In the records that follow, locate every line with "Robos" and extract it.

Raw records.

........

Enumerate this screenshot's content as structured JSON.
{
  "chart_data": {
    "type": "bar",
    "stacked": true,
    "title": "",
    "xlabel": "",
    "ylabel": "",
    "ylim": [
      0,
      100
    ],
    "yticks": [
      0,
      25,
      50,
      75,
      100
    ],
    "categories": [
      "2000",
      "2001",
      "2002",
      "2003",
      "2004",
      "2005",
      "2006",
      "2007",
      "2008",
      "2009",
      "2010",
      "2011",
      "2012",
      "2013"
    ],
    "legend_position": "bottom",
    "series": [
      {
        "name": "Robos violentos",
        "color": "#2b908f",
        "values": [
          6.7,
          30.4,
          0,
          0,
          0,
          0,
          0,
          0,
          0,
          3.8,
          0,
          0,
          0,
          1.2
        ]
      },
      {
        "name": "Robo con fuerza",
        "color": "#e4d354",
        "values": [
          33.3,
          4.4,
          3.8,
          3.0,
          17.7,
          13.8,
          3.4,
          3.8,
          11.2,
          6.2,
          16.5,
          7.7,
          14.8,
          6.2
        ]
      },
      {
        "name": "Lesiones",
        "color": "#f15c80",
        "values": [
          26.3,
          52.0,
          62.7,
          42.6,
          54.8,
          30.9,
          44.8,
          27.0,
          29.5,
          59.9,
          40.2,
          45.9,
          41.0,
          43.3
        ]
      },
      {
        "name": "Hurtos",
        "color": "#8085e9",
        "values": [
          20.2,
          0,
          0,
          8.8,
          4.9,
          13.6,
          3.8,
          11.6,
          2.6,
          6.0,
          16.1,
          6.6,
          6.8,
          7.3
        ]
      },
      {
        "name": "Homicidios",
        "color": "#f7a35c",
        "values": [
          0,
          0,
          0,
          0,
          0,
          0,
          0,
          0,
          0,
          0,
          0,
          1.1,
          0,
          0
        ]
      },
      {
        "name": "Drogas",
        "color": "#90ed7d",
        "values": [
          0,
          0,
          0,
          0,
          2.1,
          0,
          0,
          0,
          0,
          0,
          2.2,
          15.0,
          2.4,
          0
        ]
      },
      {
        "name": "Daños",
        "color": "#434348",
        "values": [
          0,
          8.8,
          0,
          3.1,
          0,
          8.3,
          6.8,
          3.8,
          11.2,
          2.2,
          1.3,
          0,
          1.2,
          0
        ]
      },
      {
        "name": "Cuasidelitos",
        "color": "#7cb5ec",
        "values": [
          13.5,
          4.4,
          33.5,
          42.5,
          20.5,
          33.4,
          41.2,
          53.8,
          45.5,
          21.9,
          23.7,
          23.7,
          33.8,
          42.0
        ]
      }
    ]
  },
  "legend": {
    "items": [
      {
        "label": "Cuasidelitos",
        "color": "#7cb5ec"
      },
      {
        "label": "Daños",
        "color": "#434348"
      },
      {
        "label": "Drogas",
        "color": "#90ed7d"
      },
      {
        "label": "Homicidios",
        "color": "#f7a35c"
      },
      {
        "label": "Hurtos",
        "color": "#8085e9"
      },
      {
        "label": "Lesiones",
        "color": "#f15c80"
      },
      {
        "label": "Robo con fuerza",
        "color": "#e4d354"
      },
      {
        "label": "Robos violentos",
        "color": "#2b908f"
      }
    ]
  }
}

........

Written response.
        "name": "Robos violentos",
        "label": "Robos violentos",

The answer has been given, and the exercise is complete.